Your goal — Reproduce the listing word for word, leaving every picture behind.

Input records —

• • •

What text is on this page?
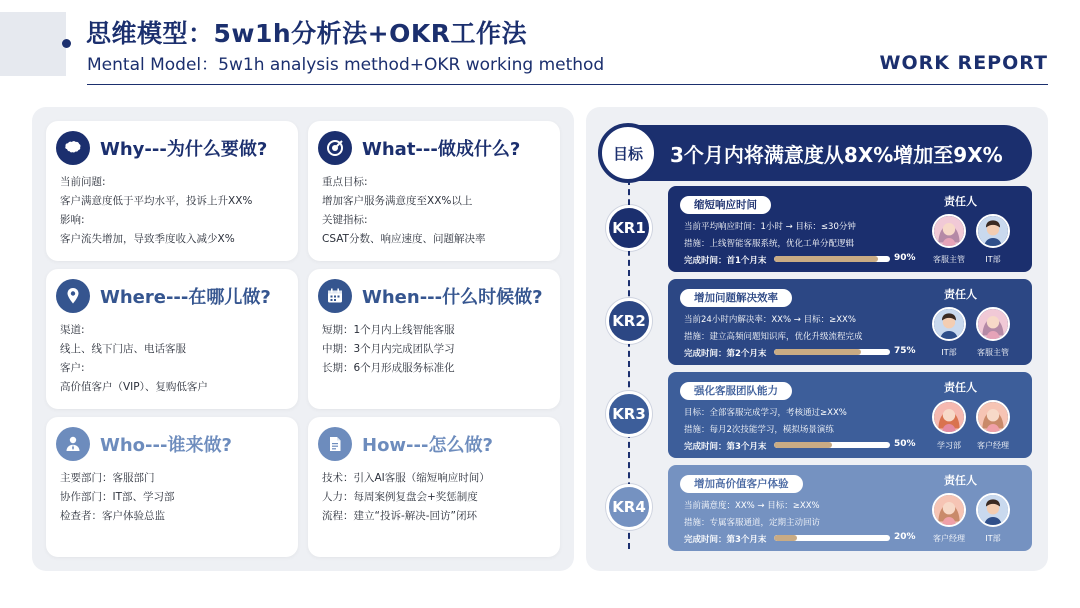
思维模型：5w1h分析法+OKR工作法
Mental Model：5w1h analysis method+OKR working method	WORK REPORT
Why---为什么要做?
当前问题:
客户满意度低于平均水平，投诉上升XX%
影响:
客户流失增加，导致季度收入减少X%
What---做成什么?
重点目标:
增加客户服务满意度至XX%以上
关键指标:
CSAT分数、响应速度、问题解决率
Where---在哪儿做?
渠道:
线上、线下门店、电话客服
客户:
高价值客户（VIP）、复购低客户
When---什么时候做?
短期：1个月内上线智能客服
中期：3个月内完成团队学习
长期：6个月形成服务标准化
Who---谁来做?
主要部门：客服部门
协作部门：IT部、学习部
检查者：客户体验总监
How---怎么做?
技术：引入AI客服（缩短响应时间）
人力：每周案例复盘会+奖惩制度
流程：建立“投诉-解决-回访”闭环
目标	3个月内将满意度从8X%增加至9X%
KR1
缩短响应时间
当前平均响应时间：1小时 → 目标：≤30分钟
措施：上线智能客服系统，优化工单分配逻辑
完成时间：首1个月末	90%
责任人
客服主管	IT部
KR2
增加问题解决效率
当前24小时内解决率：XX% → 目标：≥XX%
措施：建立高频问题知识库，优化升级流程完成
完成时间：第2个月末	75%
责任人
IT部	客服主管
KR3
强化客服团队能力
目标：全部客服完成学习，考核通过≥XX%
措施：每月2次技能学习，模拟场景演练
完成时间：第3个月末	50%
责任人
学习部	客户经理
KR4
增加高价值客户体验
当前满意度：XX% → 目标：≥XX%
措施：专属客服通道，定期主动回访
完成时间：第3个月末	20%
责任人
客户经理	IT部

• • •

Response to this exercise —
What text is on this page?
思维模型：5w1h分析法+OKR工作法
Mental Model：5w1h analysis method+OKR working method	WORK REPORT
Why---为什么要做?
当前问题:
客户满意度低于平均水平，投诉上升XX%
影响:
客户流失增加，导致季度收入减少X%
What---做成什么?
重点目标:
增加客户服务满意度至XX%以上
关键指标:
CSAT分数、响应速度、问题解决率
Where---在哪儿做?
渠道:
线上、线下门店、电话客服
客户:
高价值客户（VIP）、复购低客户
When---什么时候做?
短期：1个月内上线智能客服
中期：3个月内完成团队学习
长期：6个月形成服务标准化
Who---谁来做?
主要部门：客服部门
协作部门：IT部、学习部
检查者：客户体验总监
How---怎么做?
技术：引入AI客服（缩短响应时间）
人力：每周案例复盘会+奖惩制度
流程：建立“投诉-解决-回访”闭环
目标	3个月内将满意度从8X%增加至9X%
KR1
缩短响应时间
当前平均响应时间：1小时 → 目标：≤30分钟
措施：上线智能客服系统，优化工单分配逻辑
完成时间：首1个月末	90%
责任人
客服主管	IT部
KR2
增加问题解决效率
当前24小时内解决率：XX% → 目标：≥XX%
措施：建立高频问题知识库，优化升级流程完成
完成时间：第2个月末	75%
责任人
IT部	客服主管
KR3
强化客服团队能力
目标：全部客服完成学习，考核通过≥XX%
措施：每月2次技能学习，模拟场景演练
完成时间：第3个月末	50%
责任人
学习部	客户经理
KR4
增加高价值客户体验
当前满意度：XX% → 目标：≥XX%
措施：专属客服通道，定期主动回访
完成时间：第3个月末	20%
责任人
客户经理	IT部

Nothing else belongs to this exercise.